* [Task directions]
What follows is a listing. Return every line of it exactly.

* [Input]

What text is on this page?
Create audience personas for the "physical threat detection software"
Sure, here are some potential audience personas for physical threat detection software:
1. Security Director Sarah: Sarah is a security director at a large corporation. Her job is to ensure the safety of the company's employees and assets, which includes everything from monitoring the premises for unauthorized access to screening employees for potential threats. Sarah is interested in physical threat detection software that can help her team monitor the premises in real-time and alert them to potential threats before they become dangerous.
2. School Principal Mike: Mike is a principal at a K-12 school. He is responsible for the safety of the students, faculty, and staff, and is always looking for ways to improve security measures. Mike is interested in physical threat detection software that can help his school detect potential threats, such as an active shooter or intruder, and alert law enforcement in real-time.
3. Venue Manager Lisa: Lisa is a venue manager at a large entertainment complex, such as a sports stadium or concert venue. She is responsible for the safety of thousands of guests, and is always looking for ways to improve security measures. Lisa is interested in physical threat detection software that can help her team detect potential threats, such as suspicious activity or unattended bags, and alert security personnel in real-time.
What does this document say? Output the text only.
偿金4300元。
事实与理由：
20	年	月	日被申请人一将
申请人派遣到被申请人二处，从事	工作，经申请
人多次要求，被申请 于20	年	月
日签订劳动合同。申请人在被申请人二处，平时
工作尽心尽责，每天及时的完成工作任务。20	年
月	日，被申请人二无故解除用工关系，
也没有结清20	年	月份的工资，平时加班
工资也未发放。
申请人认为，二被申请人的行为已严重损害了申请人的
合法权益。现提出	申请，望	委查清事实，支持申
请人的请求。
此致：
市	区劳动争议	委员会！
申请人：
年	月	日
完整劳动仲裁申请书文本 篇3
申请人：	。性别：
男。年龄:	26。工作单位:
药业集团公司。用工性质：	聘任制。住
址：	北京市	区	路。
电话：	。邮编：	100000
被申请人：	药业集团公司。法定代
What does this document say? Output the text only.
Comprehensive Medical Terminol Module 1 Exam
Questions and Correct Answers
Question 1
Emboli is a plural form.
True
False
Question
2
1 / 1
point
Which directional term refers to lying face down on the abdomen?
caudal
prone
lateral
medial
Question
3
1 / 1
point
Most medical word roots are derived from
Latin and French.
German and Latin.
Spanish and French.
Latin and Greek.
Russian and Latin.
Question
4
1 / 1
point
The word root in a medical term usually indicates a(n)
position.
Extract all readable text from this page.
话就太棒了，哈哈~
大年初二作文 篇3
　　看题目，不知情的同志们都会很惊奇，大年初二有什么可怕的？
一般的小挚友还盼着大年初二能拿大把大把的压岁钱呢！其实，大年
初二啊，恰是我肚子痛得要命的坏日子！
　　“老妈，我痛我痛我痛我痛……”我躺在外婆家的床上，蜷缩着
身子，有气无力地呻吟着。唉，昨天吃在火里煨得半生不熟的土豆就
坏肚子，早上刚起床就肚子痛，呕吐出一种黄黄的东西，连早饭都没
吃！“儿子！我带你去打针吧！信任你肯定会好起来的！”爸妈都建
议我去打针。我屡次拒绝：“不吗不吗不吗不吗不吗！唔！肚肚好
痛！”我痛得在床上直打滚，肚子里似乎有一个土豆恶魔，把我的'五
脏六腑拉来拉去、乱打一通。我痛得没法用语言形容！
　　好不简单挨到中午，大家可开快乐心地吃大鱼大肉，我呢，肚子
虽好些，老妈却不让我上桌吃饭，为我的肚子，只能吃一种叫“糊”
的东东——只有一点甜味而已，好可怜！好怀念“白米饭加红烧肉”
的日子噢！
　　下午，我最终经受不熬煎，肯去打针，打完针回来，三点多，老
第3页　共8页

* [Response]
What text is on this page?
Create audience personas for the "physical threat detection software"
Sure, here are some potential audience personas for physical threat detection software:
1. Security Director Sarah: Sarah is a security director at a large corporation. Her job is to ensure the safety of the company's employees and assets, which includes everything from monitoring the premises for unauthorized access to screening employees for potential threats. Sarah is interested in physical threat detection software that can help her team monitor the premises in real-time and alert them to potential threats before they become dangerous.
2. School Principal Mike: Mike is a principal at a K-12 school. He is responsible for the safety of the students, faculty, and staff, and is always looking for ways to improve security measures. Mike is interested in physical threat detection software that can help his school detect potential threats, such as an active shooter or intruder, and alert law enforcement in real-time.
3. Venue Manager Lisa: Lisa is a venue manager at a large entertainment complex, such as a sports stadium or concert venue. She is responsible for the safety of thousands of guests, and is always looking for ways to improve security measures. Lisa is interested in physical threat detection software that can help her team detect potential threats, such as suspicious activity or unattended bags, and alert security personnel in real-time.
What does this document say? Output the text only.
偿金4300元。
事实与理由：
20	年	月	日被申请人一将
申请人派遣到被申请人二处，从事	工作，经申请
人多次要求，被申请 于20	年	月
日签订劳动合同。申请人在被申请人二处，平时
工作尽心尽责，每天及时的完成工作任务。20	年
月	日，被申请人二无故解除用工关系，
也没有结清20	年	月份的工资，平时加班
工资也未发放。
申请人认为，二被申请人的行为已严重损害了申请人的
合法权益。现提出	申请，望	委查清事实，支持申
请人的请求。
此致：
市	区劳动争议	委员会！
申请人：
年	月	日
完整劳动仲裁申请书文本 篇3
申请人：	。性别：
男。年龄:	26。工作单位:
药业集团公司。用工性质：	聘任制。住
址：	北京市	区	路。
电话：	。邮编：	100000
被申请人：	药业集团公司。法定代
What does this document say? Output the text only.
Comprehensive Medical Terminol Module 1 Exam
Questions and Correct Answers
Question 1
Emboli is a plural form.
True
False
Question
2
1 / 1
point
Which directional term refers to lying face down on the abdomen?
caudal
prone
lateral
medial
Question
3
1 / 1
point
Most medical word roots are derived from
Latin and French.
German and Latin.
Spanish and French.
Latin and Greek.
Russian and Latin.
Question
4
1 / 1
point
The word root in a medical term usually indicates a(n)
position.
Extract all readable text from this page.
话就太棒了，哈哈~
大年初二作文 篇3
　　看题目，不知情的同志们都会很惊奇，大年初二有什么可怕的？
一般的小挚友还盼着大年初二能拿大把大把的压岁钱呢！其实，大年
初二啊，恰是我肚子痛得要命的坏日子！
　　“老妈，我痛我痛我痛我痛……”我躺在外婆家的床上，蜷缩着
身子，有气无力地呻吟着。唉，昨天吃在火里煨得半生不熟的土豆就
坏肚子，早上刚起床就肚子痛，呕吐出一种黄黄的东西，连早饭都没
吃！“儿子！我带你去打针吧！信任你肯定会好起来的！”爸妈都建
议我去打针。我屡次拒绝：“不吗不吗不吗不吗不吗！唔！肚肚好
痛！”我痛得在床上直打滚，肚子里似乎有一个土豆恶魔，把我的'五
脏六腑拉来拉去、乱打一通。我痛得没法用语言形容！
　　好不简单挨到中午，大家可开快乐心地吃大鱼大肉，我呢，肚子
虽好些，老妈却不让我上桌吃饭，为我的肚子，只能吃一种叫“糊”
的东东——只有一点甜味而已，好可怜！好怀念“白米饭加红烧肉”
的日子噢！
　　下午，我最终经受不熬煎，肯去打针，打完针回来，三点多，老
第3页　共8页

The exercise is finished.